=== EXERCISE MATERIAL ===

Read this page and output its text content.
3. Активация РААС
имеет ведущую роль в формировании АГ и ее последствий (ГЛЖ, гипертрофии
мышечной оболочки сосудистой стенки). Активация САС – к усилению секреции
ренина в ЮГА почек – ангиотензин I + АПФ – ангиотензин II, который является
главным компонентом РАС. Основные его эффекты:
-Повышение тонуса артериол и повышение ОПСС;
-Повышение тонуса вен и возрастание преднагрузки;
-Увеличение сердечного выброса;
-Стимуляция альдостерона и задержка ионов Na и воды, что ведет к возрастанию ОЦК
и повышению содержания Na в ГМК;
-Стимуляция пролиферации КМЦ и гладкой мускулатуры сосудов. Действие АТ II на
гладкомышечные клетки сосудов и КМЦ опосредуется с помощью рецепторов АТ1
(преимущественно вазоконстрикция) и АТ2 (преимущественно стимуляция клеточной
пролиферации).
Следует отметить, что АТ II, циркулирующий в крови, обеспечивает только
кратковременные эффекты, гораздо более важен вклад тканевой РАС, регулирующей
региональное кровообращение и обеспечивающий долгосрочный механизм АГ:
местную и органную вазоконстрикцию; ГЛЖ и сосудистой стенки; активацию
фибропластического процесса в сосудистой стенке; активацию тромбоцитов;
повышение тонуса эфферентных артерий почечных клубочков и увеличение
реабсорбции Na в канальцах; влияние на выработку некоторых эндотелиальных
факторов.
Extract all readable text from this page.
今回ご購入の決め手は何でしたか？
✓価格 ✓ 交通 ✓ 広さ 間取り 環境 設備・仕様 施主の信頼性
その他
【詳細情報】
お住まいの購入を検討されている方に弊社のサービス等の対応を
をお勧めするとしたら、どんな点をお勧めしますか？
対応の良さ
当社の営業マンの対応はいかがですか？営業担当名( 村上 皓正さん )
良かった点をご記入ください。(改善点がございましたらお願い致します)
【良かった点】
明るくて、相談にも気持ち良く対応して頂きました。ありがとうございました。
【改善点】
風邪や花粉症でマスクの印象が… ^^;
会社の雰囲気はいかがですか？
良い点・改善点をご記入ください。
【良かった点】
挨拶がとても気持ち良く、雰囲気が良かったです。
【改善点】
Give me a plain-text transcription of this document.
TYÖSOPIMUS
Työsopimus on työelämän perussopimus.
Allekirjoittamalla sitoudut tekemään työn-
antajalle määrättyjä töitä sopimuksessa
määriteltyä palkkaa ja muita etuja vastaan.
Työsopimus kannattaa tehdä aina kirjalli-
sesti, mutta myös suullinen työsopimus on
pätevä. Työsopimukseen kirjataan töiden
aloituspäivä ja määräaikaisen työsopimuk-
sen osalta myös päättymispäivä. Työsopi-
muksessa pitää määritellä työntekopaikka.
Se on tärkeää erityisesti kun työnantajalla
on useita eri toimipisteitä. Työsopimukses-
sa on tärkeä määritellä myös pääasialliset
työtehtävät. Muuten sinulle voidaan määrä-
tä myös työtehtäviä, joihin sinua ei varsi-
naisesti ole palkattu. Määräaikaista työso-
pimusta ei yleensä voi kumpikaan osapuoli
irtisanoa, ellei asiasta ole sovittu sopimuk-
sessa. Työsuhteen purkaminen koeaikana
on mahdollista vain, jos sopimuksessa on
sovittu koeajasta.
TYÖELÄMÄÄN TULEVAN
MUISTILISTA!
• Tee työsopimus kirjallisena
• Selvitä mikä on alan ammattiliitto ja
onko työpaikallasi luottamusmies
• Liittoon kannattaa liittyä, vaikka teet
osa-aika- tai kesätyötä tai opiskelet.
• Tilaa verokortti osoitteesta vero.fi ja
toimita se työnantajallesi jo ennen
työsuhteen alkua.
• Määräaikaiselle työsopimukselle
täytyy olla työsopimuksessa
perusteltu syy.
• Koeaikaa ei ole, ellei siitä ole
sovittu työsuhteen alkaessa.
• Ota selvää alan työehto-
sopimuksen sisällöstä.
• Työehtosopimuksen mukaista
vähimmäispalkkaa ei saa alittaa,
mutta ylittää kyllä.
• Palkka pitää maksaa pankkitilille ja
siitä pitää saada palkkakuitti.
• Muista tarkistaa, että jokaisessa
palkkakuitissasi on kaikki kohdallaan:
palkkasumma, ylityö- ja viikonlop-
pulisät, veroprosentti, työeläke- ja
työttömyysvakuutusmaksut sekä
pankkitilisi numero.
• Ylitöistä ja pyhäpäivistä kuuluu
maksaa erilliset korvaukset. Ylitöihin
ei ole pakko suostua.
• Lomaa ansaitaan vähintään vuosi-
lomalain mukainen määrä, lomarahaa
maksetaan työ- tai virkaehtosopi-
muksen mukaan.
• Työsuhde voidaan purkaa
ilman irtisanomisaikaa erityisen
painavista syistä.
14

===

SET TASK: Reproduce the lines word for word, starting at the one holding "Give me a plain-text" and ending at the final line of the material above.

REPLY TO THE EXERCISE:
Give me a plain-text transcription of this document.
TYÖSOPIMUS
Työsopimus on työelämän perussopimus.
Allekirjoittamalla sitoudut tekemään työn-
antajalle määrättyjä töitä sopimuksessa
määriteltyä palkkaa ja muita etuja vastaan.
Työsopimus kannattaa tehdä aina kirjalli-
sesti, mutta myös suullinen työsopimus on
pätevä. Työsopimukseen kirjataan töiden
aloituspäivä ja määräaikaisen työsopimuk-
sen osalta myös päättymispäivä. Työsopi-
muksessa pitää määritellä työntekopaikka.
Se on tärkeää erityisesti kun työnantajalla
on useita eri toimipisteitä. Työsopimukses-
sa on tärkeä määritellä myös pääasialliset
työtehtävät. Muuten sinulle voidaan määrä-
tä myös työtehtäviä, joihin sinua ei varsi-
naisesti ole palkattu. Määräaikaista työso-
pimusta ei yleensä voi kumpikaan osapuoli
irtisanoa, ellei asiasta ole sovittu sopimuk-
sessa. Työsuhteen purkaminen koeaikana
on mahdollista vain, jos sopimuksessa on
sovittu koeajasta.
TYÖELÄMÄÄN TULEVAN
MUISTILISTA!
• Tee työsopimus kirjallisena
• Selvitä mikä on alan ammattiliitto ja
onko työpaikallasi luottamusmies
• Liittoon kannattaa liittyä, vaikka teet
osa-aika- tai kesätyötä tai opiskelet.
• Tilaa verokortti osoitteesta vero.fi ja
toimita se työnantajallesi jo ennen
työsuhteen alkua.
• Määräaikaiselle työsopimukselle
täytyy olla työsopimuksessa
perusteltu syy.
• Koeaikaa ei ole, ellei siitä ole
sovittu työsuhteen alkaessa.
• Ota selvää alan työehto-
sopimuksen sisällöstä.
• Työehtosopimuksen mukaista
vähimmäispalkkaa ei saa alittaa,
mutta ylittää kyllä.
• Palkka pitää maksaa pankkitilille ja
siitä pitää saada palkkakuitti.
• Muista tarkistaa, että jokaisessa
palkkakuitissasi on kaikki kohdallaan:
palkkasumma, ylityö- ja viikonlop-
pulisät, veroprosentti, työeläke- ja
työttömyysvakuutusmaksut sekä
pankkitilisi numero.
• Ylitöistä ja pyhäpäivistä kuuluu
maksaa erilliset korvaukset. Ylitöihin
ei ole pakko suostua.
• Lomaa ansaitaan vähintään vuosi-
lomalain mukainen määrä, lomarahaa
maksetaan työ- tai virkaehtosopi-
muksen mukaan.
• Työsuhde voidaan purkaa
ilman irtisanomisaikaa erityisen
painavista syistä.
14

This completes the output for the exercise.